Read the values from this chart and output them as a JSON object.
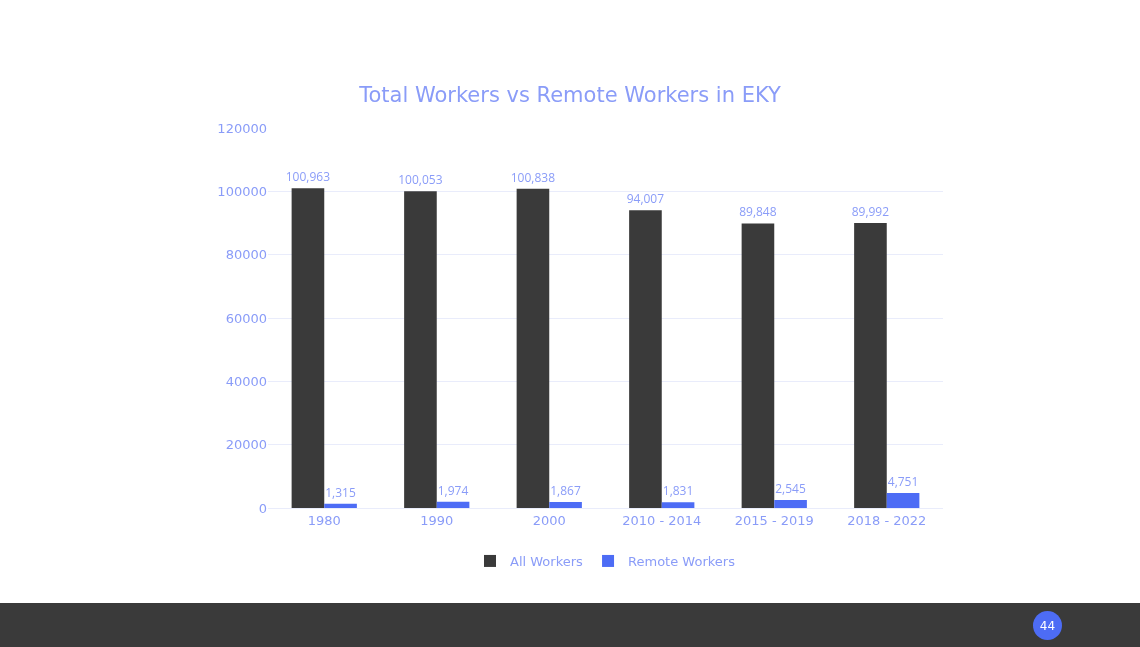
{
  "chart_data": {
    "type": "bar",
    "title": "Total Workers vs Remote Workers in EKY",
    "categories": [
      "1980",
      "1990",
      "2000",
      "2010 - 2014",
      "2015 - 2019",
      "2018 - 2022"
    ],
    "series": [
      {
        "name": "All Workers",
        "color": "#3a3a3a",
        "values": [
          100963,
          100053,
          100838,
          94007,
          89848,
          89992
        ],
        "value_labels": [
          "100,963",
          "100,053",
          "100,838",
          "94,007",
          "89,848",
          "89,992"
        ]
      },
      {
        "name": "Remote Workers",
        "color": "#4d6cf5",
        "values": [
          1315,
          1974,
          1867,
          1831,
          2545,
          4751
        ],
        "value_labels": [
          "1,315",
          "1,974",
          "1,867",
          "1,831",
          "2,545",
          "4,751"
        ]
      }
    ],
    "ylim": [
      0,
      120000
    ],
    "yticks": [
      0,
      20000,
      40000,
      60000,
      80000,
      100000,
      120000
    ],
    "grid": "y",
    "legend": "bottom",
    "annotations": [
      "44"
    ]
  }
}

---

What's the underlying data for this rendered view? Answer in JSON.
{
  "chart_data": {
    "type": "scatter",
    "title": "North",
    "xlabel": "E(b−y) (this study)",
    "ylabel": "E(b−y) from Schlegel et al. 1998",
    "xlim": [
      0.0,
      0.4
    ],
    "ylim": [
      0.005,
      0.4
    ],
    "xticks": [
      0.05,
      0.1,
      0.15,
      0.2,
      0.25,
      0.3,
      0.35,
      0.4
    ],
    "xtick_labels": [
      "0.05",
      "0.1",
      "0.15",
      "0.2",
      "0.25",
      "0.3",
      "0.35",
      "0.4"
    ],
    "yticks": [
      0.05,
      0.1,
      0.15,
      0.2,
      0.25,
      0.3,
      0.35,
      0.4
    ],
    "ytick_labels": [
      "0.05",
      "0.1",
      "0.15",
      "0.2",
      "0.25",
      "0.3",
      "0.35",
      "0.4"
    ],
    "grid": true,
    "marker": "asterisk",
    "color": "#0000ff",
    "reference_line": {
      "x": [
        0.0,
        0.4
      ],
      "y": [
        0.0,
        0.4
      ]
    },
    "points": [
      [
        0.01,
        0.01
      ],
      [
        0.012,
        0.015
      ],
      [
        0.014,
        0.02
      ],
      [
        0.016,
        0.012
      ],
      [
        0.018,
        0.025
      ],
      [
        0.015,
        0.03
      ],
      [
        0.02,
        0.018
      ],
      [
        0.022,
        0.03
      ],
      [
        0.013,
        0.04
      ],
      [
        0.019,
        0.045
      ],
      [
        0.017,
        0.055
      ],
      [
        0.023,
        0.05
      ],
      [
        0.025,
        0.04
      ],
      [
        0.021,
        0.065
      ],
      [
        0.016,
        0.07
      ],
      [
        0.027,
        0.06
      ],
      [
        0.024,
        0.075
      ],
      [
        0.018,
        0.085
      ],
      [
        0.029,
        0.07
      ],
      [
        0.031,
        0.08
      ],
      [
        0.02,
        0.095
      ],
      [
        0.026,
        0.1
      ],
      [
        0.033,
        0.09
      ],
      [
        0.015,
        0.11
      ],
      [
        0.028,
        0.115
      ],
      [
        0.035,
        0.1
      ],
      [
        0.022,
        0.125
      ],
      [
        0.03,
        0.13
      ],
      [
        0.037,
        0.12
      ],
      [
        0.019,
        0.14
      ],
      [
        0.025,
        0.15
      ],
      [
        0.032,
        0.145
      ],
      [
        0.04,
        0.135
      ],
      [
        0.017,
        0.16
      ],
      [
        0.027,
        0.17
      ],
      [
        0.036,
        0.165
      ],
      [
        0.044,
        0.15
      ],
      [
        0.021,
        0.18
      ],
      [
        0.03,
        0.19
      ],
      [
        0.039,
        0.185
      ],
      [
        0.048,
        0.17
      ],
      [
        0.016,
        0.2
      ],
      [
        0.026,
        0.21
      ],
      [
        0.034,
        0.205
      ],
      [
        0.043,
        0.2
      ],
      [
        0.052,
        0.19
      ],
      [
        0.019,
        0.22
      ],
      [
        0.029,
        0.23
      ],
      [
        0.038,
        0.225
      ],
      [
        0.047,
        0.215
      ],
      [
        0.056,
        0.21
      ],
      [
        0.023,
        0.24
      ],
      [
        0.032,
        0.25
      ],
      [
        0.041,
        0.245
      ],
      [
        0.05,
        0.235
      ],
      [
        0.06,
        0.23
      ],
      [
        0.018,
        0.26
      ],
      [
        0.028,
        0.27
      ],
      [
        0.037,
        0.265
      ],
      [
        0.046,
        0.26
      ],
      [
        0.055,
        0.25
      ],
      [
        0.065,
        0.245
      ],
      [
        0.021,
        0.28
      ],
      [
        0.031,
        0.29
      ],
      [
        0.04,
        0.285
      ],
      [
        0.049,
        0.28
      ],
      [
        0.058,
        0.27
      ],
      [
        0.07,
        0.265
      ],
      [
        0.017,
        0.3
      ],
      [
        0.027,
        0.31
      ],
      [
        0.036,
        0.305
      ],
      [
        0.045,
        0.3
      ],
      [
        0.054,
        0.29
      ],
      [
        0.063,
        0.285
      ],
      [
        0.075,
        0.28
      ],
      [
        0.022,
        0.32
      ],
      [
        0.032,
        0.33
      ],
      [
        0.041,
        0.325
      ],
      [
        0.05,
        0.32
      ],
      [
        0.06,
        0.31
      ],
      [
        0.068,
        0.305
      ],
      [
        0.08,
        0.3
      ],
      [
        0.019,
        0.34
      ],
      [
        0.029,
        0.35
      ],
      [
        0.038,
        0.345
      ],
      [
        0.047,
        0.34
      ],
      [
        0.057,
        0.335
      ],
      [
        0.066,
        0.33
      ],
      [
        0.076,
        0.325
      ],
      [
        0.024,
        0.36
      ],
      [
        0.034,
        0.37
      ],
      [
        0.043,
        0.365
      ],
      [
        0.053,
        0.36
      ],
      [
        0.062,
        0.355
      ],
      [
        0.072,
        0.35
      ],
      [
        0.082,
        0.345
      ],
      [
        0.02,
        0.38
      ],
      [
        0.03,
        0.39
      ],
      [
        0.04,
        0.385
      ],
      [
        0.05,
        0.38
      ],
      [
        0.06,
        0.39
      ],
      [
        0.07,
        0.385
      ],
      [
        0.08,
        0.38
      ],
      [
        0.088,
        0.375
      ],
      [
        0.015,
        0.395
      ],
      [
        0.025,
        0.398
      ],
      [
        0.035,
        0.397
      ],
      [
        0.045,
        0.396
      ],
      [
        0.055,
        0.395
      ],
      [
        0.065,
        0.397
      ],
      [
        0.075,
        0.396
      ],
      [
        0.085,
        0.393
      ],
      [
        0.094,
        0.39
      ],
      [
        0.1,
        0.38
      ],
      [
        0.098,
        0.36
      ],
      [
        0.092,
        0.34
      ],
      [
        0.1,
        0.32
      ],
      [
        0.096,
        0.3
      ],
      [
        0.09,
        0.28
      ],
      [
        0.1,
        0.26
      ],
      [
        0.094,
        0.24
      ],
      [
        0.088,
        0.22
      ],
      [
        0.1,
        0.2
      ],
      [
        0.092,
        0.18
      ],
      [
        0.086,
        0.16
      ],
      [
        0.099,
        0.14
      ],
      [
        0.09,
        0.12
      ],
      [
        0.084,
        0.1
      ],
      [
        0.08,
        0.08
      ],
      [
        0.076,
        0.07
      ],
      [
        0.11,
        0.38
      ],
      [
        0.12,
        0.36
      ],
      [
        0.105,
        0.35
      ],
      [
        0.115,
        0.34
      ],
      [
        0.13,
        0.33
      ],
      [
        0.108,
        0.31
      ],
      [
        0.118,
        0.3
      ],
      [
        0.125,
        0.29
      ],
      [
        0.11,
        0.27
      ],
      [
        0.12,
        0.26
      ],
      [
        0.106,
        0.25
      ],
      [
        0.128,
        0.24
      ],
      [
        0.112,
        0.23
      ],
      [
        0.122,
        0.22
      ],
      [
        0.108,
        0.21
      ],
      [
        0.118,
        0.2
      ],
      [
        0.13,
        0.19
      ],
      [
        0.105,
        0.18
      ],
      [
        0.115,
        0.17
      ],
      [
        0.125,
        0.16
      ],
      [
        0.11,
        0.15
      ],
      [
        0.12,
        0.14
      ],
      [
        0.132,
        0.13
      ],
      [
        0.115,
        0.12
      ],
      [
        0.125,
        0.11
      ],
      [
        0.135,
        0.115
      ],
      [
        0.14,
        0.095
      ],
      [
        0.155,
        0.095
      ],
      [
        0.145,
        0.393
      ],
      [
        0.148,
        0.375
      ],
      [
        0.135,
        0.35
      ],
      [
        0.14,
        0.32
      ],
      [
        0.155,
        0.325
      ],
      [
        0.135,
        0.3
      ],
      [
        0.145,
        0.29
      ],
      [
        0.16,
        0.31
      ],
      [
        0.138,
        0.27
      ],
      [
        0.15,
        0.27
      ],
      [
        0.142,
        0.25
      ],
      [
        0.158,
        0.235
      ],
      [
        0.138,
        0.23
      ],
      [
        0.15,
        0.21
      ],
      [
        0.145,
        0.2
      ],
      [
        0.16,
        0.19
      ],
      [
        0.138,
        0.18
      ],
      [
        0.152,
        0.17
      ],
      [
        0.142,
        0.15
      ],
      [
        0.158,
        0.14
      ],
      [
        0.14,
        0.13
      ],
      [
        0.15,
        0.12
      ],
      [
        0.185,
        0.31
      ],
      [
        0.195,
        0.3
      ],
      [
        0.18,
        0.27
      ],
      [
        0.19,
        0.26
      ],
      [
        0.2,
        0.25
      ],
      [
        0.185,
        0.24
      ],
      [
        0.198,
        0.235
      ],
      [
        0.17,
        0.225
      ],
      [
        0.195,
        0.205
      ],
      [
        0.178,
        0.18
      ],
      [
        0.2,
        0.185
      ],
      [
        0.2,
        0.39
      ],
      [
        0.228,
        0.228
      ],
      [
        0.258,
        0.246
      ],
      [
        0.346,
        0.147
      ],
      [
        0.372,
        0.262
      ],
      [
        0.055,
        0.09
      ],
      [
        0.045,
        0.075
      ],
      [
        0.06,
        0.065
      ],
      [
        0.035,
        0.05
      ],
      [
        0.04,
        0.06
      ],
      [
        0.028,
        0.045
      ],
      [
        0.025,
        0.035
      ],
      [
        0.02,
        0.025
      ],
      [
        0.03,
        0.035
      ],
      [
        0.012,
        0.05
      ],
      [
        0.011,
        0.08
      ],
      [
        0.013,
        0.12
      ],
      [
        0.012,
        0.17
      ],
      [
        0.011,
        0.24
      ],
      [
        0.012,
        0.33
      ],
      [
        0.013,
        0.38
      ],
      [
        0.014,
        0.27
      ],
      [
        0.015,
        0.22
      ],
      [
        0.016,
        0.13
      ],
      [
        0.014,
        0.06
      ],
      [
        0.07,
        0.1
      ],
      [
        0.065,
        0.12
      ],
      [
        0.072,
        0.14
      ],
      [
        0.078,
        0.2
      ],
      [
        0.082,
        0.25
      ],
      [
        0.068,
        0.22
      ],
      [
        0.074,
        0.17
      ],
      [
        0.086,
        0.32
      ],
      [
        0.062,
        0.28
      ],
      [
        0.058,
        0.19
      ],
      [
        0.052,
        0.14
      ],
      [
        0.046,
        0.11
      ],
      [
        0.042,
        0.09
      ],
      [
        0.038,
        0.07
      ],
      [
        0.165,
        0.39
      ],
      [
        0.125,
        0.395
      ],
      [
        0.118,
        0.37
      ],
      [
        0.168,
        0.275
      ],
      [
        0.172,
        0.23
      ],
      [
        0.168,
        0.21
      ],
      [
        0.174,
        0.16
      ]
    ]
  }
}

---

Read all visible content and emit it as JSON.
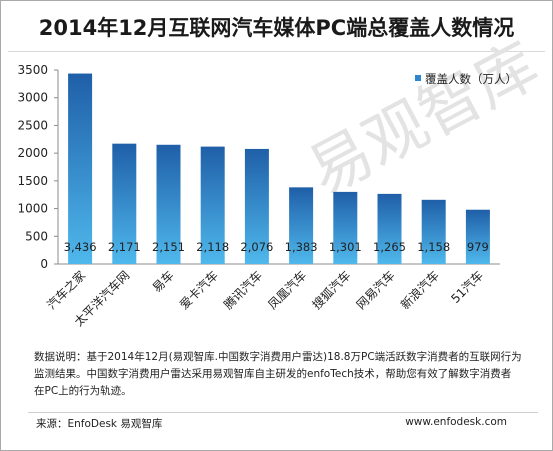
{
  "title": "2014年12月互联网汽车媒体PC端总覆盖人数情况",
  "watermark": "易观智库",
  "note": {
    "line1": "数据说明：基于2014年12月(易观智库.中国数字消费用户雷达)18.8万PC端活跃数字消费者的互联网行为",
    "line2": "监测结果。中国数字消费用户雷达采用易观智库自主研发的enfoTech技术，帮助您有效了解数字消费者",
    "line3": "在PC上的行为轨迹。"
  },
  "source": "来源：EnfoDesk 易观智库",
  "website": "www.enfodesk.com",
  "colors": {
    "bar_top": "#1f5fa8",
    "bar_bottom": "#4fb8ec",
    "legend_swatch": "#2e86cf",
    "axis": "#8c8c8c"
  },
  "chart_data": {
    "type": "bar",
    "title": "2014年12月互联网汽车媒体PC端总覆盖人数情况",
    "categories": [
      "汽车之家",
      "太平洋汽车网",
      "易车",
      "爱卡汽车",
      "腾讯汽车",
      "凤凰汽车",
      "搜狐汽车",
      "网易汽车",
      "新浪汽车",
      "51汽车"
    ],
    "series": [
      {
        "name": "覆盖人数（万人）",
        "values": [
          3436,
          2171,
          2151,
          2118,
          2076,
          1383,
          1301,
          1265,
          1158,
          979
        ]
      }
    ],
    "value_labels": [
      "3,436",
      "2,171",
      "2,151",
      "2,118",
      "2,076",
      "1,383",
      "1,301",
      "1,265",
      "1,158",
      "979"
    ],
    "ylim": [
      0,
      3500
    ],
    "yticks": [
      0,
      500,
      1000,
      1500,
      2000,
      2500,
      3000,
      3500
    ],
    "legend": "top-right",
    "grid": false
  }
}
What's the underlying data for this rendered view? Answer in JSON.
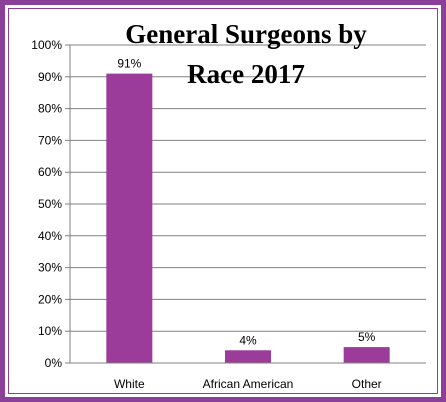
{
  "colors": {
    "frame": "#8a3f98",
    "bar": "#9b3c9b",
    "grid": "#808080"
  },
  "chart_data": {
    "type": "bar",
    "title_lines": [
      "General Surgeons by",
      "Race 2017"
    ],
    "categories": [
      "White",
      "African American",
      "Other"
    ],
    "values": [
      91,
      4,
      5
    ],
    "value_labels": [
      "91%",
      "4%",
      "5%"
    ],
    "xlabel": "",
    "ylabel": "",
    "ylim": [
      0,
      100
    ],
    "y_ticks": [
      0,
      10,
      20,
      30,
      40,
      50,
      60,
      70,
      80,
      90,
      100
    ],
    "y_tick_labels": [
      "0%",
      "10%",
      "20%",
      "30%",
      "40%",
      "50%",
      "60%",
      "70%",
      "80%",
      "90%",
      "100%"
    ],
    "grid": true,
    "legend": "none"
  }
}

### Task to complete:
How many of the lines above include the string "name"? Reply with the number by itself.

### Full solution:
3